At any rate, with Jones on the sidelines, he also earns a share of the blame. Not that he will accept that.
Regulation ends with the score tied at 17. The Redskins win the toss, take the ball, and march right down over the Cowboys’ suspect defense and kick a field goal — 20-17 to the visitors. Colt McCoy looked like the Longhorns Colt McCoy during that drive, using his legs, using his arm, making crisp, accurate throws to his receivers to keep the ball moving. The Cowboys’ unrebuilt defense was exposed by a man who had not started a game in nearly three years.
The Cowboys now must score or the game is over. A field goal keeps the game going, while a touchdown wins it.
The Cowboys get the ball, run to Murray on first down and he drives forward. Other than one really bad play earlier, when Murray capped off a brilliant catch and run with a fumble in the red zone, Murray had had a lights out game.

GIVEN RECORDS:
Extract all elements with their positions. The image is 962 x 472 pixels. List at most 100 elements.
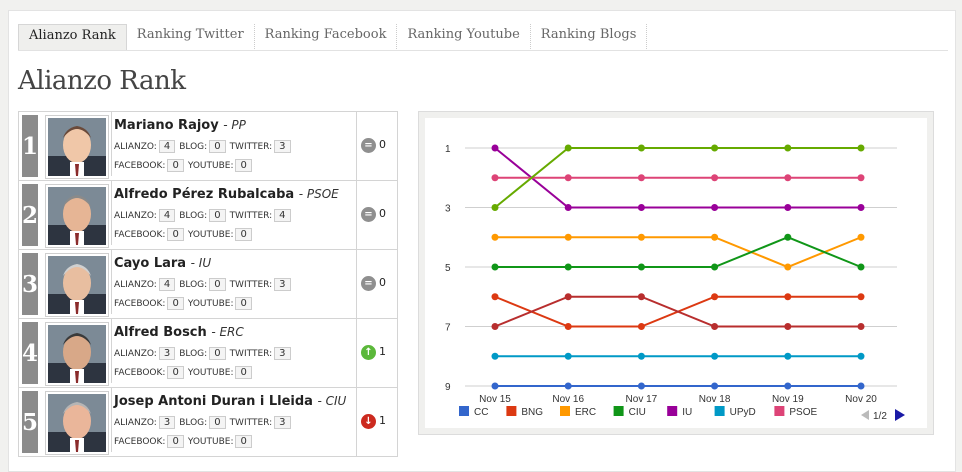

* * *

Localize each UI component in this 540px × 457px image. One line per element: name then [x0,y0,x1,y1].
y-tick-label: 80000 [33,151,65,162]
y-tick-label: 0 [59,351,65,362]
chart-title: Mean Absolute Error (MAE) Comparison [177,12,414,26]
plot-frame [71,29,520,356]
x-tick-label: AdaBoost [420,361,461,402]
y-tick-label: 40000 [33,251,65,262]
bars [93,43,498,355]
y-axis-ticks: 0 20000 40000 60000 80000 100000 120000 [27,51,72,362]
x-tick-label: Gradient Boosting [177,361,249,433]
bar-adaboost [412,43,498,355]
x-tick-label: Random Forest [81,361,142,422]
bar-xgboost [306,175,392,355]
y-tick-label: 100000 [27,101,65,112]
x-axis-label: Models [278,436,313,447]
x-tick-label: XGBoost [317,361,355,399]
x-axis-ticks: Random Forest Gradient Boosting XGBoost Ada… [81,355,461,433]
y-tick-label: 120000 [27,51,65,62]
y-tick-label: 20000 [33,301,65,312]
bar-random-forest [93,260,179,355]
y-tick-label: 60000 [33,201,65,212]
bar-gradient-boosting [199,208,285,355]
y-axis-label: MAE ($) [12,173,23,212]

WRITTEN TASKS:
a - Please copy the stretch of the Cowboys game recap from "The Cowboys now" through "lights out game.".
b - Carry on the Cowboys game recap from the point where it stops.

RESULTS OF THE TASKS:
a -
The Cowboys now must score or the game is over. A field goal keeps the game going, while a touchdown wins it.
The Cowboys get the ball, run to Murray on first down and he drives forward. Other than one really bad play earlier, when Murray capped off a brilliant catch and run with a fumble in the red zone, Murray had had a lights out game.

b -
Murray picks up 8 yards on first down. Second and two, Murray is unstoppable on the ground, roadkill on the Redskins defense, the Cowboys run again, right?
No, they forget how to run. They set up for a pass across the middle to tight end Jason Witten, but he’s covered, so Romo checks down to Murray on the screen right. The Redskins read that and stuff it. He loses two yards. The Cowboys lost the game on that play, they just didn’t know it yet.
Romo had been unable to read the Redskins blitz on third downs all night. The Dallas defensive coaches had been similarly baffled, even though everyone else in the stadium and watching on TV could see the Skins blitzes coming every single time. Third and four or more, they’re going to blitz. They had done it all night. The Cowboys have been great on third downs all season but they never picked it up Monday night.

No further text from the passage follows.